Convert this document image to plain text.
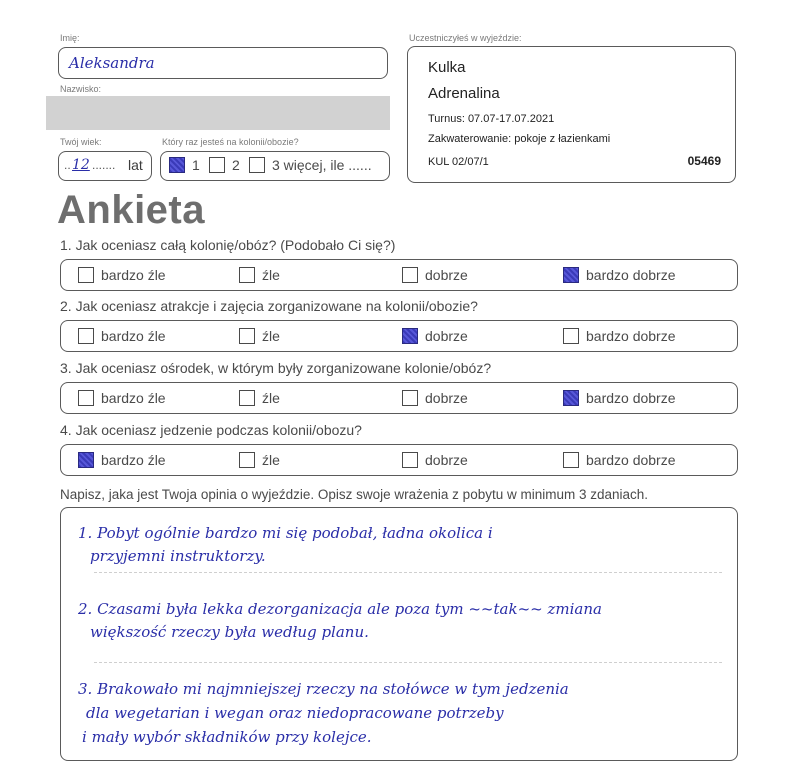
Imię:
Aleksandra
Nazwisko:
Twój wiek:
.. 12 ....... lat
Który raz jesteś na kolonii/obozie?
1 2 3 więcej, ile ......
Uczestniczyłeś w wyjeździe:
Kulka
Adrenalina
Turnus: 07.07-17.07.2021
Zakwaterowanie: pokoje z łazienkami
KUL 02/07/1	05469
Ankieta
1. Jak oceniasz całą kolonię/obóz? (Podobało Ci się?)
bardzo źle	źle	dobrze	bardzo dobrze
2. Jak oceniasz atrakcje i zajęcia zorganizowane na kolonii/obozie?
bardzo źle	źle	dobrze	bardzo dobrze
3. Jak oceniasz ośrodek, w którym były zorganizowane kolonie/obóz?
bardzo źle	źle	dobrze	bardzo dobrze
4. Jak oceniasz jedzenie podczas kolonii/obozu?
bardzo źle	źle	dobrze	bardzo dobrze
Napisz, jaka jest Twoja opinia o wyjeździe. Opisz swoje wrażenia z pobytu w minimum 3 zdaniach.
1. Pobyt ogólnie bardzo mi się podobał, ładna okolica i
przyjemni instruktorzy.
2. Czasami była lekka dezorganizacja ale poza tym ~~tak~~ zmiana
większość rzeczy była według planu.
3. Brakowało mi najmniejszej rzeczy na stołówce w tym jedzenia
dla wegetarian i wegan oraz niedopracowane potrzeby
i mały wybór składników przy kolejce.
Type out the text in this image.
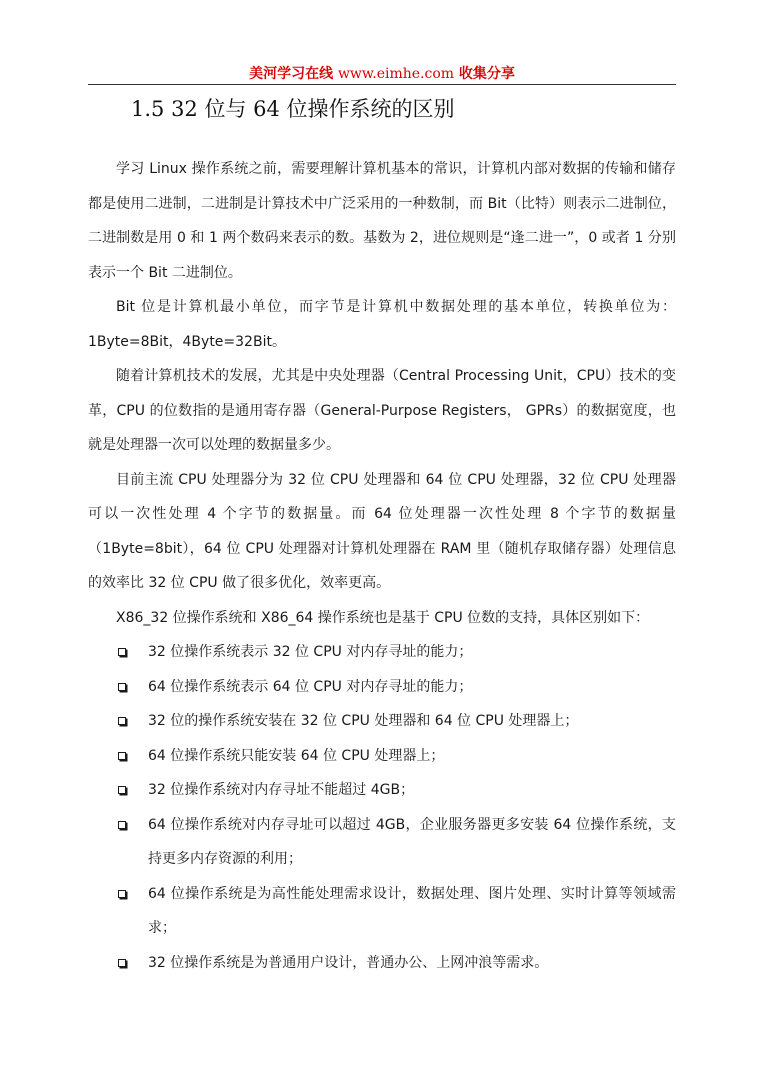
美河学习在线 www.eimhe.com 收集分享
1.5 32 位与 64 位操作系统的区别

学习 Linux 操作系统之前，需要理解计算机基本的常识，计算机内部对数据的传输和储存都是使用二进制，二进制是计算技术中广泛采用的一种数制，而 Bit（比特）则表示二进制位，二进制数是用 0 和 1 两个数码来表示的数。基数为 2，进位规则是“逢二进一”，0 或者 1 分别表示一个 Bit 二进制位。

Bit 位是计算机最小单位，而字节是计算机中数据处理的基本单位，转换单位为：1Byte=8Bit，4Byte=32Bit。

随着计算机技术的发展，尤其是中央处理器（Central Processing Unit，CPU）技术的变革，CPU 的位数指的是通用寄存器（General-Purpose Registers， GPRs）的数据宽度，也就是处理器一次可以处理的数据量多少。

目前主流 CPU 处理器分为 32 位 CPU 处理器和 64 位 CPU 处理器，32 位 CPU 处理器可以一次性处理 4 个字节的数据量。而 64 位处理器一次性处理 8 个字节的数据量（1Byte=8bit），64 位 CPU 处理器对计算机处理器在 RAM 里（随机存取储存器）处理信息的效率比 32 位 CPU 做了很多优化，效率更高。

X86_32 位操作系统和 X86_64 操作系统也是基于 CPU 位数的支持，具体区别如下：

32 位操作系统表示 32 位 CPU 对内存寻址的能力；
64 位操作系统表示 64 位 CPU 对内存寻址的能力；
32 位的操作系统安装在 32 位 CPU 处理器和 64 位 CPU 处理器上；
64 位操作系统只能安装 64 位 CPU 处理器上；
32 位操作系统对内存寻址不能超过 4GB；
64 位操作系统对内存寻址可以超过 4GB，企业服务器更多安装 64 位操作系统，支持更多内存资源的利用；
64 位操作系统是为高性能处理需求设计，数据处理、图片处理、实时计算等领域需求；
32 位操作系统是为普通用户设计，普通办公、上网冲浪等需求。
________________________________________
• _Aim_: Each line from the one bearing "Type out the text in this image." through the final line of the records is to be copied exactly, and no pictures are to be included.

• _Complete output_:
Type out the text in this image.
美河学习在线 www.eimhe.com 收集分享
1.5 32 位与 64 位操作系统的区别

学习 Linux 操作系统之前，需要理解计算机基本的常识，计算机内部对数据的传输和储存都是使用二进制，二进制是计算技术中广泛采用的一种数制，而 Bit（比特）则表示二进制位，二进制数是用 0 和 1 两个数码来表示的数。基数为 2，进位规则是“逢二进一”，0 或者 1 分别表示一个 Bit 二进制位。

Bit 位是计算机最小单位，而字节是计算机中数据处理的基本单位，转换单位为：1Byte=8Bit，4Byte=32Bit。

随着计算机技术的发展，尤其是中央处理器（Central Processing Unit，CPU）技术的变革，CPU 的位数指的是通用寄存器（General-Purpose Registers， GPRs）的数据宽度，也就是处理器一次可以处理的数据量多少。

目前主流 CPU 处理器分为 32 位 CPU 处理器和 64 位 CPU 处理器，32 位 CPU 处理器可以一次性处理 4 个字节的数据量。而 64 位处理器一次性处理 8 个字节的数据量（1Byte=8bit），64 位 CPU 处理器对计算机处理器在 RAM 里（随机存取储存器）处理信息的效率比 32 位 CPU 做了很多优化，效率更高。

X86_32 位操作系统和 X86_64 操作系统也是基于 CPU 位数的支持，具体区别如下：

32 位操作系统表示 32 位 CPU 对内存寻址的能力；
64 位操作系统表示 64 位 CPU 对内存寻址的能力；
32 位的操作系统安装在 32 位 CPU 处理器和 64 位 CPU 处理器上；
64 位操作系统只能安装 64 位 CPU 处理器上；
32 位操作系统对内存寻址不能超过 4GB；
64 位操作系统对内存寻址可以超过 4GB，企业服务器更多安装 64 位操作系统，支持更多内存资源的利用；
64 位操作系统是为高性能处理需求设计，数据处理、图片处理、实时计算等领域需求；
32 位操作系统是为普通用户设计，普通办公、上网冲浪等需求。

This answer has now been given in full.